>> START Records shown

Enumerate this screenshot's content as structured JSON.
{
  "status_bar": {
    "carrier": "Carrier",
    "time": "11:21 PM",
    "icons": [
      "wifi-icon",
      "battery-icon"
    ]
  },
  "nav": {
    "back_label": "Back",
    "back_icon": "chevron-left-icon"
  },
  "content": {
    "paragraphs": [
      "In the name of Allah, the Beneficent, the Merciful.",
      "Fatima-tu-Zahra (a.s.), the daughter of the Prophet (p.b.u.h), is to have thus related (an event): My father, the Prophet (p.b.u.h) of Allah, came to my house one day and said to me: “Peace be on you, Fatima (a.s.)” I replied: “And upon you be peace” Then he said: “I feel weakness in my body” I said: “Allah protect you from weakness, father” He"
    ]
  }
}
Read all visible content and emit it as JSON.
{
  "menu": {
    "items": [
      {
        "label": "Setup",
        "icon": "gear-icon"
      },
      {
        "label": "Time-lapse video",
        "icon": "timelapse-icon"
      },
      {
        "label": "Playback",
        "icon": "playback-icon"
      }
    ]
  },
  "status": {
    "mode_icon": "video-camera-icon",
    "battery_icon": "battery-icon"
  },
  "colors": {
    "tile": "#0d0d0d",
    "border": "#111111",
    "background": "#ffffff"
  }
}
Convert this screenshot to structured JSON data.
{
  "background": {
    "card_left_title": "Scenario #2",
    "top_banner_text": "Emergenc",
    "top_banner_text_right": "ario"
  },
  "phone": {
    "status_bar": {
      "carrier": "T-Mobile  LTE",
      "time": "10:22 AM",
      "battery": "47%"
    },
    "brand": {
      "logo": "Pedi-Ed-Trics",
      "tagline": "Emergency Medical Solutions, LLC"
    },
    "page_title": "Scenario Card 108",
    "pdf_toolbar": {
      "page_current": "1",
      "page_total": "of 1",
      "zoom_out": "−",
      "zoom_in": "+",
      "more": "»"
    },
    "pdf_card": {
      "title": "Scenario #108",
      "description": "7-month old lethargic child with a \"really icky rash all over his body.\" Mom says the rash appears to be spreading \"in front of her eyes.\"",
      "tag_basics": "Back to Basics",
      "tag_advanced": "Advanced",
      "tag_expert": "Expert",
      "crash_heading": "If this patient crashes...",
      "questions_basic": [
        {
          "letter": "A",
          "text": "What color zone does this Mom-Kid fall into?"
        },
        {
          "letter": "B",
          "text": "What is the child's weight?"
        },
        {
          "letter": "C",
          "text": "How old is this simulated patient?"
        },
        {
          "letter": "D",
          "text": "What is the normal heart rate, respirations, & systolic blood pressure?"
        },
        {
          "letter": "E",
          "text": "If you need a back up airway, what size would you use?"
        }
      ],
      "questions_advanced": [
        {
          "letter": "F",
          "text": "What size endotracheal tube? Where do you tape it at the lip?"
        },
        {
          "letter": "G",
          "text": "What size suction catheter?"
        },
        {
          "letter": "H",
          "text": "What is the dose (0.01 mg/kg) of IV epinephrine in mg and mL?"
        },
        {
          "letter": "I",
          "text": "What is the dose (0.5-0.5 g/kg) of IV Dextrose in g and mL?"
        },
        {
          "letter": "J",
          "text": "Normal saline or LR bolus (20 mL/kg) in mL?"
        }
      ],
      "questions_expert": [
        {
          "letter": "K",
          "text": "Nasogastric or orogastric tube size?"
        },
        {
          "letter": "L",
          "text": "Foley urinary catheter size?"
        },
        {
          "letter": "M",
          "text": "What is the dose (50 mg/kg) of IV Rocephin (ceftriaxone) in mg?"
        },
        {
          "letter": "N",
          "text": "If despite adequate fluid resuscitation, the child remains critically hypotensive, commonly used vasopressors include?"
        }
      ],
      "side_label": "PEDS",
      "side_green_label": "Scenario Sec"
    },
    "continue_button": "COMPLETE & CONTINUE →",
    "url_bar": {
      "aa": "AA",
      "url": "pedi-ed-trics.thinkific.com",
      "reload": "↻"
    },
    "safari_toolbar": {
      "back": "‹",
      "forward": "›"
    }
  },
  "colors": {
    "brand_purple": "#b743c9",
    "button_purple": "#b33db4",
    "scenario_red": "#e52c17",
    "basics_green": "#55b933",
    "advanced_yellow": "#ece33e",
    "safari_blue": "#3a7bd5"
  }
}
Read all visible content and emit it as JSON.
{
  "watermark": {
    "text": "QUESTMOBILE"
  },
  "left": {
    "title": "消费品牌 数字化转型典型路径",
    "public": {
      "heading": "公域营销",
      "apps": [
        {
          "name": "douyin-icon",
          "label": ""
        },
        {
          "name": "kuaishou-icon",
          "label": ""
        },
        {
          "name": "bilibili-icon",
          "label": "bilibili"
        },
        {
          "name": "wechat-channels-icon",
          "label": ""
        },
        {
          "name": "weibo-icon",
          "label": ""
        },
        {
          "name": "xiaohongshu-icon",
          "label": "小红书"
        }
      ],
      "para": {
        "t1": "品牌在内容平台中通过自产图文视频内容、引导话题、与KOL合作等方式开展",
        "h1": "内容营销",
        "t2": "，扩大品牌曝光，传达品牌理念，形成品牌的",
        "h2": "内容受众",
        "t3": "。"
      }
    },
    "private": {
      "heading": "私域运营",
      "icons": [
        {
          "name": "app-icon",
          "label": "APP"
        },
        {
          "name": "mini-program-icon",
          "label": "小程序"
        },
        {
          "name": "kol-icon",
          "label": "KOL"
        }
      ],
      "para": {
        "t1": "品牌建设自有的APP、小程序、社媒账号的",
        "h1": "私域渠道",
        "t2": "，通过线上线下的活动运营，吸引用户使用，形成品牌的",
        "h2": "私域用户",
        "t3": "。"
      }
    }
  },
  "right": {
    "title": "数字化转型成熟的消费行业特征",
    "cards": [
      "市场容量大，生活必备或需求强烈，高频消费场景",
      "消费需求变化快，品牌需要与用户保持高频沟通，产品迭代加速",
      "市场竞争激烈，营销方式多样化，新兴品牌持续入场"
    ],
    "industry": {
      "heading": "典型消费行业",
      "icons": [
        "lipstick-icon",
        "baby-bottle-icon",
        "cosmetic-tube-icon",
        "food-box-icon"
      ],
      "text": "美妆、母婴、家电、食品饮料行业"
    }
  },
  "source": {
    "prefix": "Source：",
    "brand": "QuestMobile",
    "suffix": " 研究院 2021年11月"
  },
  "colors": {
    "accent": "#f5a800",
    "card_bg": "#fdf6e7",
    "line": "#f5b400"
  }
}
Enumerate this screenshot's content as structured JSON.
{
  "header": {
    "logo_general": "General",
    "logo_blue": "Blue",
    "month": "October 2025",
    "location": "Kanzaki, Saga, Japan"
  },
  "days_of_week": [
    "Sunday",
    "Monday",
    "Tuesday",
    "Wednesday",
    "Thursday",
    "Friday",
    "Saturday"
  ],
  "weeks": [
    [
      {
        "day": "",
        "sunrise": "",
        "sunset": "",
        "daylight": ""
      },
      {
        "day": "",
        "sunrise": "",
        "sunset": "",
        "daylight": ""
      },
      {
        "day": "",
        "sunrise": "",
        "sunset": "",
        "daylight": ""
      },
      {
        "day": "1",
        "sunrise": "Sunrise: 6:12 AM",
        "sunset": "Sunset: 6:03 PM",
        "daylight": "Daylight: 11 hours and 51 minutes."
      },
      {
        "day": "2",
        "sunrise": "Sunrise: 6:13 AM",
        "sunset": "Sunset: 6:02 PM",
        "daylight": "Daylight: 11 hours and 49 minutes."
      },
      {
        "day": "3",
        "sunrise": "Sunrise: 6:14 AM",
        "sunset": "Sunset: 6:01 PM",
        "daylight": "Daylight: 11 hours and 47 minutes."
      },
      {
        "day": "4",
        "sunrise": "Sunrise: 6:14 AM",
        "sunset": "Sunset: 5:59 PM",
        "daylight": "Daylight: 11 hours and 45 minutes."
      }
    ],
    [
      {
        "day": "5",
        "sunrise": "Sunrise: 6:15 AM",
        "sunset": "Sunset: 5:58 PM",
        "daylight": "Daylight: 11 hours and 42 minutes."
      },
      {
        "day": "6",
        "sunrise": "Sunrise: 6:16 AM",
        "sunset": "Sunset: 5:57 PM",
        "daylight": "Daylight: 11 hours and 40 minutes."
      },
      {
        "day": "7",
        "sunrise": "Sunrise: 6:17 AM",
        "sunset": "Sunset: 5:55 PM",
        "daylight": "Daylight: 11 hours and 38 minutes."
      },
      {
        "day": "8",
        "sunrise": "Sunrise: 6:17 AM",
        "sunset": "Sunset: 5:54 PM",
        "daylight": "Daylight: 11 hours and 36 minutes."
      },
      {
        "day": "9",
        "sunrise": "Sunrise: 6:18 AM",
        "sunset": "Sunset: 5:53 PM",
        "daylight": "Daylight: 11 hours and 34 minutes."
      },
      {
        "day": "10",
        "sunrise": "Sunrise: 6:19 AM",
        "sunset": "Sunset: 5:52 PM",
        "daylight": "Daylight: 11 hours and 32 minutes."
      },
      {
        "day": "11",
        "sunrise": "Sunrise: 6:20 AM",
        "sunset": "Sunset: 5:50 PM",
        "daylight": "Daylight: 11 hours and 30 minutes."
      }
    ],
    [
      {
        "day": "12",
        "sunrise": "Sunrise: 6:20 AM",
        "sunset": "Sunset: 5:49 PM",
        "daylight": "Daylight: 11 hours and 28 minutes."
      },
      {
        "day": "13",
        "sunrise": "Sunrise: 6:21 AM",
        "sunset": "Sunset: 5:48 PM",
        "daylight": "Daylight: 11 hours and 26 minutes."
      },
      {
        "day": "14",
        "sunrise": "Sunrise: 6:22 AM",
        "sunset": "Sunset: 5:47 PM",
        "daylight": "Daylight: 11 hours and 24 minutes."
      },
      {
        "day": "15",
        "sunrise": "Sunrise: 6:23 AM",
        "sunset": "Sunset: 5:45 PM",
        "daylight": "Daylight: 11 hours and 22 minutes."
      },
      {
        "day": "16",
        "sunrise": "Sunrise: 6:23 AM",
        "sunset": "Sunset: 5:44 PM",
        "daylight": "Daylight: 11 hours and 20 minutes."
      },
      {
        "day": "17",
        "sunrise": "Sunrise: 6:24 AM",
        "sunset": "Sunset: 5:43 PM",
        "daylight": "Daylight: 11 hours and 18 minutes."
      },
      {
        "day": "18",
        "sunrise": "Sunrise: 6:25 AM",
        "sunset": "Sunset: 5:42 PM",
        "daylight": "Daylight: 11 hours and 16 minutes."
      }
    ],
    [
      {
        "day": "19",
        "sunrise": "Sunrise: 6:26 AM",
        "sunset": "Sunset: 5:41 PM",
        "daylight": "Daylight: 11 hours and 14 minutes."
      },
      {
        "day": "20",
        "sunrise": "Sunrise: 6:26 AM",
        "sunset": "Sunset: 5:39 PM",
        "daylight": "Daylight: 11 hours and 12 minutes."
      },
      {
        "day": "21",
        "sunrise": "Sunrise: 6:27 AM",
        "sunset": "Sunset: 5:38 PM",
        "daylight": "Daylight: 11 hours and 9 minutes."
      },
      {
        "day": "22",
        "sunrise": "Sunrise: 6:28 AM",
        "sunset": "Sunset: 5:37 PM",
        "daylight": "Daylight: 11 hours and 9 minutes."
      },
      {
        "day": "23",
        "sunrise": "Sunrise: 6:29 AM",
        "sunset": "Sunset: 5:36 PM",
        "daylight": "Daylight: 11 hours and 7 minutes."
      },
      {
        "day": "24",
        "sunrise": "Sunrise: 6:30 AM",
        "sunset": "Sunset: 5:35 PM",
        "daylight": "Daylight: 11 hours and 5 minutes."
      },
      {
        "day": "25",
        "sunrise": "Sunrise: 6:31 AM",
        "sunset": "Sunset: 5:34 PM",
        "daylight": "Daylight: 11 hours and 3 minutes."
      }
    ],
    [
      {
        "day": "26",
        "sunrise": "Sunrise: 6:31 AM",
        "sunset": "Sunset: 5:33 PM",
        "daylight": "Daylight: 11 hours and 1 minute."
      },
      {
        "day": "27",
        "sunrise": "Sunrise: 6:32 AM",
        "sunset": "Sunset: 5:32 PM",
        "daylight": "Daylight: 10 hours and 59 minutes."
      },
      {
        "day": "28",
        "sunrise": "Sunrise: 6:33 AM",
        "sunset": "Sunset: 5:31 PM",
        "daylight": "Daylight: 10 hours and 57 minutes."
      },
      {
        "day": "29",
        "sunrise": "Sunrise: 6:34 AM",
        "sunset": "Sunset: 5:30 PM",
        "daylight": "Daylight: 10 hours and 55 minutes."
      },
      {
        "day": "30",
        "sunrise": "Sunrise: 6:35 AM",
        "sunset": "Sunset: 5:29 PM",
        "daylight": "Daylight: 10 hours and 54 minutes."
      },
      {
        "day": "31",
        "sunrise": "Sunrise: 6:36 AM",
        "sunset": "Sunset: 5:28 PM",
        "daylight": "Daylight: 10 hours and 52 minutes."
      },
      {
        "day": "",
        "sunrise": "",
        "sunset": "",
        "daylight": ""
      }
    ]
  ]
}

>> END Records shown

The request => Report the number of lines in the listing where the string "形成品牌的" appears, and nothing besides.

Final result => 2